• GOAL: Copy every record below exactly as written, but leave out the pictures.

• RECORDS FOR THIS TASK:
◆ ◆ ◆ ◆
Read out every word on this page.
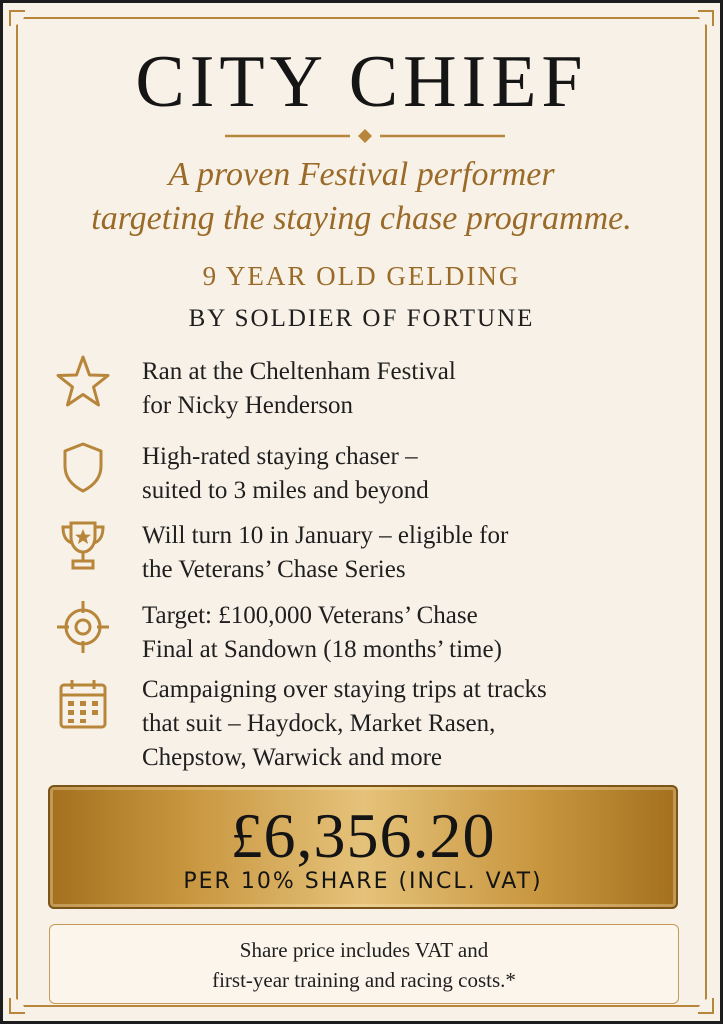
CITY CHIEF
A proven Festival performer
targeting the staying chase programme.
9 YEAR OLD GELDING
BY SOLDIER OF FORTUNE
Ran at the Cheltenham Festival
for Nicky Henderson
High-rated staying chaser –
suited to 3 miles and beyond
Will turn 10 in January – eligible for
the Veterans’ Chase Series
Target: £100,000 Veterans’ Chase
Final at Sandown (18 months’ time)
Campaigning over staying trips at tracks
that suit – Haydock, Market Rasen,
Chepstow, Warwick and more
£6,356.20
PER 10% SHARE (INCL. VAT)
Share price includes VAT and
first-year training and racing costs.*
◆ ◆ ◆ ◆
• WRITTEN ANSWER:
Read out every word on this page.
CITY CHIEF
A proven Festival performer
targeting the staying chase programme.
9 YEAR OLD GELDING
BY SOLDIER OF FORTUNE
Ran at the Cheltenham Festival
for Nicky Henderson
High-rated staying chaser –
suited to 3 miles and beyond
Will turn 10 in January – eligible for
the Veterans’ Chase Series
Target: £100,000 Veterans’ Chase
Final at Sandown (18 months’ time)
Campaigning over staying trips at tracks
that suit – Haydock, Market Rasen,
Chepstow, Warwick and more
£6,356.20
PER 10% SHARE (INCL. VAT)
Share price includes VAT and
first-year training and racing costs.*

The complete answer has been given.